• _Listed records_
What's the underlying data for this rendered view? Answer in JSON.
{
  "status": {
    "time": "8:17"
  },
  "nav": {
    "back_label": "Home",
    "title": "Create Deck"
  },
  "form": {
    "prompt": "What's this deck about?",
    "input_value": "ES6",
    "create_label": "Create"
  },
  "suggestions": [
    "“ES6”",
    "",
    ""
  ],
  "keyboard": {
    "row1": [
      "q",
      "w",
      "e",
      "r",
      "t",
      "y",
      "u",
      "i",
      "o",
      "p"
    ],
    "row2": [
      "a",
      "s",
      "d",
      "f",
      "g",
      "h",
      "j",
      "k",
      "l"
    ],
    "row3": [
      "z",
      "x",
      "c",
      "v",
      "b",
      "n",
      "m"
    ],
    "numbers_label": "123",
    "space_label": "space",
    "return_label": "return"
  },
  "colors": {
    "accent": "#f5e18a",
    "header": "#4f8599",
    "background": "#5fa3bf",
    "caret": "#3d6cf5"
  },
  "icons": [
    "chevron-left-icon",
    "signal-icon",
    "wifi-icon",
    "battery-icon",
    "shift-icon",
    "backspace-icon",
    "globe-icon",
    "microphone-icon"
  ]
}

• _Aim_
Can you reproduce all the material exactly?

• _Written reply_
What's the underlying data for this rendered view? Answer in JSON.
{
  "status": {
    "time": "8:17"
  },
  "nav": {
    "back_label": "Home",
    "title": "Create Deck"
  },
  "form": {
    "prompt": "What's this deck about?",
    "input_value": "ES6",
    "create_label": "Create"
  },
  "suggestions": [
    "“ES6”",
    "",
    ""
  ],
  "keyboard": {
    "row1": [
      "q",
      "w",
      "e",
      "r",
      "t",
      "y",
      "u",
      "i",
      "o",
      "p"
    ],
    "row2": [
      "a",
      "s",
      "d",
      "f",
      "g",
      "h",
      "j",
      "k",
      "l"
    ],
    "row3": [
      "z",
      "x",
      "c",
      "v",
      "b",
      "n",
      "m"
    ],
    "numbers_label": "123",
    "space_label": "space",
    "return_label": "return"
  },
  "colors": {
    "accent": "#f5e18a",
    "header": "#4f8599",
    "background": "#5fa3bf",
    "caret": "#3d6cf5"
  },
  "icons": [
    "chevron-left-icon",
    "signal-icon",
    "wifi-icon",
    "battery-icon",
    "shift-icon",
    "backspace-icon",
    "globe-icon",
    "microphone-icon"
  ]
}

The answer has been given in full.